Start of Block
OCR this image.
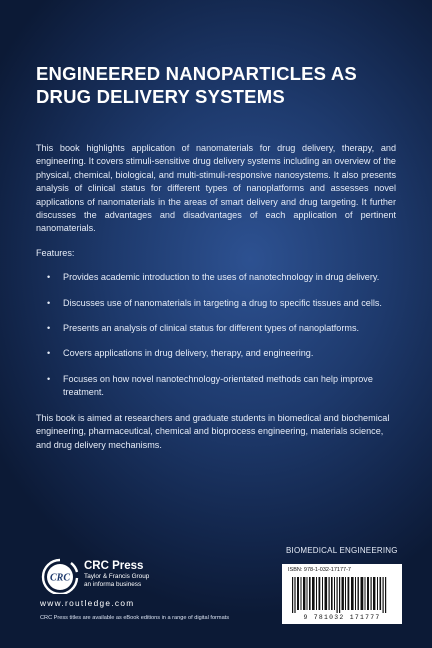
ENGINEERED NANOPARTICLES AS DRUG DELIVERY SYSTEMS

This book highlights application of nanomaterials for drug delivery, therapy, and engineering. It covers stimuli-sensitive drug delivery systems including an overview of the physical, chemical, biological, and multi-stimuli-responsive nanosystems. It also presents analysis of clinical status for different types of nanoplatforms and assesses novel applications of nanomaterials in the areas of smart delivery and drug targeting. It further discusses the advantages and disadvantages of each application of pertinent nanomaterials.

Features:

• Provides academic introduction to the uses of nanotechnology in drug delivery.
• Discusses use of nanomaterials in targeting a drug to specific tissues and cells.
• Presents an analysis of clinical status for different types of nanoplatforms.
• Covers applications in drug delivery, therapy, and engineering.
• Focuses on how novel nanotechnology-orientated methods can help improve treatment.

This book is aimed at researchers and graduate students in biomedical and biochemical engineering, pharmaceutical, chemical and bioprocess engineering, materials science, and drug delivery mechanisms.

BIOMEDICAL ENGINEERING
ISBN: 978-1-032-17177-7
9 781032 171777
CRC
CRC Press
Taylor & Francis Group
an informa business
www.routledge.com
CRC Press titles are available as eBook editions in a range of digital formats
End of Block
Work instruction:
Which lines in the listing have the string "analysis"? Pick them out and copy them.

Written reply:
This book highlights application of nanomaterials for drug delivery, therapy, and engineering. It covers stimuli-sensitive drug delivery systems including an overview of the physical, chemical, biological, and multi-stimuli-responsive nanosystems. It also presents analysis of clinical status for different types of nanoplatforms and assesses novel applications of nanomaterials in the areas of smart delivery and drug targeting. It further discusses the advantages and disadvantages of each application of pertinent nanomaterials.
• Presents an analysis of clinical status for different types of nanoplatforms.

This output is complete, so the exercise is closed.